# TEXTO
El viaje ultramarino a la otredad – la América fabulosa

 

 RICARDO ECHÁVARRI


Prólogo al Libro de las Maravillas del Nuevo Mundo, o América Fabulosa (Imaginería renacentista del Descubrimiento de América), Ricardo Echávarri (ed.), Pleno Margen, México, 2020.


Aunque la historia oficial ha consagrado a Cristóbal Colón como el «descubridor» de América, esto es muy relativo. Es cierto que su viaje inicia la «era moderna colonial», el comercio global y la universalidad del arte y la cultura. Sin embargo, el viaje ultramarino a una Terra Ignota era un ideal milenario, profundamente arraigado en la mentalidad del hombre europeo y hay vestigios de navegación al Nuevo Mundo mucho antes que Colón.

Europa llevaba siglos soñando un mundo desconocido allende los mares. La Atlántida, relatada por Platón, un continente con una civilización avanzada, sumergido en el océano, encendió la imaginación de los atenienses. Esa idea de un Orbis Novus venía desde tiempos remotos. Teopompe mencionaba Méropis, un misterioso continente situado en el extremo occidental. Phyteas de Massalia ubicaba la lejana y gran isla de Thule en los límites del septentrión («un lugar donde jamás se posa el sol de verano»). Célebres mapas como el de Ptolomeo y el de Olaus Magnus aún ilustran esa última isla considerada el borde limítrofe del mundo.

# MATERIAL RECOPILADO
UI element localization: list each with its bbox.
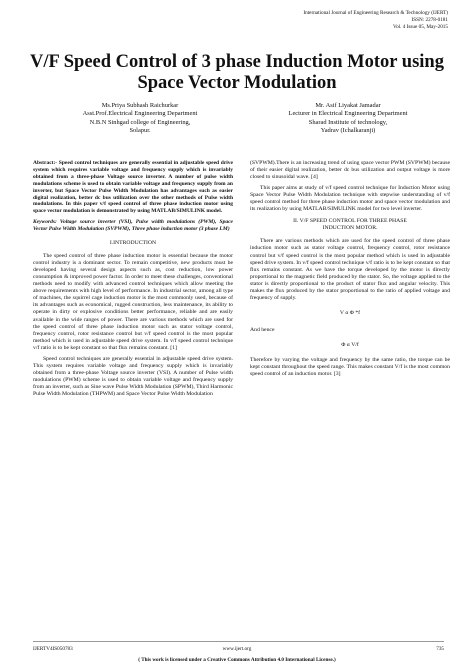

# TUS TAREAS
- a) Según el texto sobre la América fabulosa, ¿cómo se llamaba el continente misterioso del extremo occidental que mencionaba Teopompe?
- b) Prosigue el texto sobre la América fabulosa a partir de su última oración.

# RESPUESTAS EN ORDEN
- a) Méropis.

- b)
Macrobio, fiel a la idea griega de «armonía y simetría», dibujó un globo del mundo y distribuyó la tierra y los mares en forma cuadrífera («cuatro masas de tierra separadas entre sí”), prefigurando un continente aún por descubrir. Nicetas de Siracusa, quien opinaba que la tierra era redonda, decía que ésta era seguida por otra invisible tierra paralela, el Antichton, que se movía siempre al par y en una órbita común. Pronto ese hemisferio otro fue situado en las Antípodas del mundo y poblado de seres imaginarios: cinocéfalos (hombres con cabeza de perro), blemes (hombres sin cabeza), orejones («una oreja les servía de colchón y la otra de frazada»), monópodos (hombres con un solo pie), gigantes, pigmeos, salvajes y toda una variedad de prodigios antropomorfos. También, un bestiario fantástico con unicornios, garudas, grifos y aún dragones sale de las páginas de las novelas arturianas para poblar ese hemisferio paralelo. En los grandes relatos de viajes al Oriente, popularizados en tiempos de las Cruzadas, cuando Europa vuelve su mirada y ambiciones hacia ese continente, sede de Jerusalén y del rico «país de las especias», Marco Polo en su Il Millione, y Joan de Mandeville, en su Libro de las Maravillas transportan esos extraños seres prodigiosos de las ignotas Etiopías griegas al aún más remoto y poco conocido extremo Oriente.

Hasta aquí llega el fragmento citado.